= Thomas Murray (provost of Eton) =

Scottish courtier

Thomas Murray (1564 – 9 April 1623) was a Scottish courtier, at the end of his life Provost of Eton.

==Life==
He was a son of Murray of Woodend, and uncle of William Murray, 1st Earl of Dysart. He was early attached to the court of James VI of Scotland. In 1587 he presented a Latin poem to the King, which describes him as ruler of a northern British kingdom, both North Star and Morning Star;

Scote Britannaeae sidus Boreale coronae
Pene sub Arctoo qui regis arva polo
O Scot, O North Star of the Britannic Crown, you who rule the lands that lie almost under the Arctic sky.

Soon after James's accession to the English throne at the Union of the Crowns in 1603 he was appointed tutor to Prince Charles, then duke of York. On 26 June 1605 he was granted a pension of two hundred marks for life, and in July was presented, through the intervention of the Bishop of Durham, to the mastership of Christ's Hospital, Sherburn, near Durham. From that time he received numerous grants, and was in constant communication with Robert Cecil, 1st Earl of Salisbury, Sir Albertus Morton, Sir Dudley Carleton, and others, many of his letters being preserved.

Andrew Melville, when he sought his liberty in November 1610, placed the management of his case in the hands of Murray, to whom he refers as his special friend. In 1615 George Gladstanes, Archbishop of St. Andrews, made an unsuccessful attempt to get Murray removed from the tutorship of Prince Charles as for his religious views. On 13 March 1617 Murray was appointed a collector of the reimposed duty on 'northern cloth,' and allowed one-third of the profits. In August of the same year the king promised him the provostship of Eton, but his appointment was opposed on suspicion of his puritanism, and he received the post of secretary to Prince Charles instead.

In October 1621 he was confined to his house for opposing the Spanish match. In February 1622 he was elected provost of Eton, but fell seriously ill in February 1622-3, and died on 9 April, aged 59. He left behind him five sons and two daughters, one the writer Anne Halkett. His widow, Jean, and a son received a pension for their lives. Murray was author of some Latin poems, printed in Delitiae Poetarum Scotorum, ed. 1637. He was eulogised by John Leech in his Epigrammata, ed. 1623, and by Arthur Johnston in his Poemata, ed. 1642.

### INFORMATION SHOWN

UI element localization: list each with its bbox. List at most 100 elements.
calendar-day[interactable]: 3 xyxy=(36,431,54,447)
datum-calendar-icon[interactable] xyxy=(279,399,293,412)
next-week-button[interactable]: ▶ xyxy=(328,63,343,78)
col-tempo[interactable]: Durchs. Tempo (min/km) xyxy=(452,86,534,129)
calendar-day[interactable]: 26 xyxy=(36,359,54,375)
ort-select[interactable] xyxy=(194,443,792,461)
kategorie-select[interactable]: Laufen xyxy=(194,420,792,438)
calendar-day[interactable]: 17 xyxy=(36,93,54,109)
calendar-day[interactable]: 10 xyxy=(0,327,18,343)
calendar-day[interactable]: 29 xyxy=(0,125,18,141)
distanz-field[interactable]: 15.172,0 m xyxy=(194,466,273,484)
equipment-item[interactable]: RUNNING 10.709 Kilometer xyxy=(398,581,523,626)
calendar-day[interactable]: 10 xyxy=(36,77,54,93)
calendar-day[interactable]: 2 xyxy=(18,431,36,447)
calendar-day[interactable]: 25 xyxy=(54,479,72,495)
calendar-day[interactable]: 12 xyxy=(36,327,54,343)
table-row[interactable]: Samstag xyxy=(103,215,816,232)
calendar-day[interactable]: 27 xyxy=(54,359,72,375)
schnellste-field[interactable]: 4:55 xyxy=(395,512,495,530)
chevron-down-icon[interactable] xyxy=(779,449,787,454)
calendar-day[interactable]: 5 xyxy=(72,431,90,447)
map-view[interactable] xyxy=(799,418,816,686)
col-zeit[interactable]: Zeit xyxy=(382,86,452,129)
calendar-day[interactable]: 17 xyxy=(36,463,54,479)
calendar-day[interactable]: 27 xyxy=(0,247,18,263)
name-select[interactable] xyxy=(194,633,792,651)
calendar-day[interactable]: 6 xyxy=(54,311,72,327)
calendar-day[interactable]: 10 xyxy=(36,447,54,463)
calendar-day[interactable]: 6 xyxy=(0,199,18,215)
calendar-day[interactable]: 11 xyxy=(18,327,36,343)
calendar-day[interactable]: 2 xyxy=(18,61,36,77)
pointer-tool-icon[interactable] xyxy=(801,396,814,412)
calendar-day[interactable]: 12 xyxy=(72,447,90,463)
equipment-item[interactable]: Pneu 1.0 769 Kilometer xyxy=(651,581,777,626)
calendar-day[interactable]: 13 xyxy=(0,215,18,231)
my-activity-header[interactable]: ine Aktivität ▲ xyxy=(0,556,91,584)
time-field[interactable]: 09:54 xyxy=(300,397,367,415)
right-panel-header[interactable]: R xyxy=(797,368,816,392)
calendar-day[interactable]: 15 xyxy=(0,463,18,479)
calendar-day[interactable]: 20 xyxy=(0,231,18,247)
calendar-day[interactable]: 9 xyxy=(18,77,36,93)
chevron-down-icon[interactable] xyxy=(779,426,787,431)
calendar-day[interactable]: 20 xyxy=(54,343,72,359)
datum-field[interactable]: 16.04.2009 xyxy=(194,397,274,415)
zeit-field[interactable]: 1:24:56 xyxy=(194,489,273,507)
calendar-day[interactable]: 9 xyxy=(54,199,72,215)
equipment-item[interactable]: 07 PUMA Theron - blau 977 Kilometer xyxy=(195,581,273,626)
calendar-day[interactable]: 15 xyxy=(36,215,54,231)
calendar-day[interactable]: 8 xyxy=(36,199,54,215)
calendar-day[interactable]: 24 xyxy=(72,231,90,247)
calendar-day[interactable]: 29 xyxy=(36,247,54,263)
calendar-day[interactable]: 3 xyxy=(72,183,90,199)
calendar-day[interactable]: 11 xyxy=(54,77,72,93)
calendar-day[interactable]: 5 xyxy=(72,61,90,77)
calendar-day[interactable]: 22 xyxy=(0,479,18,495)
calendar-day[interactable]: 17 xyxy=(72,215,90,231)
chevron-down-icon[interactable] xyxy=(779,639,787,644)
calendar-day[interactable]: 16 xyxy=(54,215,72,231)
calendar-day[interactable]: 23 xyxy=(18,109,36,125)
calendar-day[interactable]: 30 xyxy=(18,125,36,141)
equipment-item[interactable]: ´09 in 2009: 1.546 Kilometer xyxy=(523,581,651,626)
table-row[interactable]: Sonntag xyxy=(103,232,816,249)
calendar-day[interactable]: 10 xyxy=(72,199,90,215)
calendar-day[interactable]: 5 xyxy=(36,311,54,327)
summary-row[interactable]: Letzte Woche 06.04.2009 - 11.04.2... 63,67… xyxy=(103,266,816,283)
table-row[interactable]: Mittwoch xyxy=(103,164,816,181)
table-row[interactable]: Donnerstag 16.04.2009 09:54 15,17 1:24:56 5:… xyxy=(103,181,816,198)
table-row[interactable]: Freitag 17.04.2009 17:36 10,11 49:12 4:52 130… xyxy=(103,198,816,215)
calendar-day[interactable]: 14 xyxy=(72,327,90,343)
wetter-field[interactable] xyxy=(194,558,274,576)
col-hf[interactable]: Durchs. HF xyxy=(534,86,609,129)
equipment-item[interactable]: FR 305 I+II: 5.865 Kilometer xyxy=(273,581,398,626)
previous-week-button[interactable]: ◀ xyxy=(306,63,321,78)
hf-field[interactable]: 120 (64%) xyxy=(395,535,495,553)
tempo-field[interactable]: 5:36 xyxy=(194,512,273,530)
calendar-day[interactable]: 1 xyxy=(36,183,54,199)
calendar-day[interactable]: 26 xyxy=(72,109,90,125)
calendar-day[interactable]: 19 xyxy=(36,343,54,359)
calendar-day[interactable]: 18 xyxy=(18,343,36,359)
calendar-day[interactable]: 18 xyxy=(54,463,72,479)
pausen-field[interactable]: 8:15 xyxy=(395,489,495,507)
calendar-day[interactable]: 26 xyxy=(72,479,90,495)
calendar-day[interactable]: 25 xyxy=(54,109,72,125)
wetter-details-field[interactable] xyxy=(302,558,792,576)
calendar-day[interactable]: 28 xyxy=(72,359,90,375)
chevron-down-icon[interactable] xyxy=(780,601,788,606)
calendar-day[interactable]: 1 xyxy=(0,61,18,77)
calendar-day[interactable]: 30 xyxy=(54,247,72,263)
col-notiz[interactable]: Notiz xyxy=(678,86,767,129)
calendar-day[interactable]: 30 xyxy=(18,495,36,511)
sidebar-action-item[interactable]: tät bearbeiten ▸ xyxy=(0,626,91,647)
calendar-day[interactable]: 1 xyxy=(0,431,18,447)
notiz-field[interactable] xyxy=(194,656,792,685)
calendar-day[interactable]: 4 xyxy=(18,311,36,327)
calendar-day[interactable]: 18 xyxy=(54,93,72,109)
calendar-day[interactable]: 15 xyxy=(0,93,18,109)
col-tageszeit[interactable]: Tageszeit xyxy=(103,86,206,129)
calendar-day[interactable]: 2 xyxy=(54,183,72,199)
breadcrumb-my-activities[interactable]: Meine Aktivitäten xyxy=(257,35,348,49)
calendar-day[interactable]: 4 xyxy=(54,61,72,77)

### EXERCISE BRIEF
Name every book that the text on Thomas Murray identifies by title, and give the edition year it lists for each.

### YOUR RESPONSE
Delitiae Poetarum Scotorum, 1637
Epigrammata (John Leech), 1623
Poemata (Arthur Johnston), 1642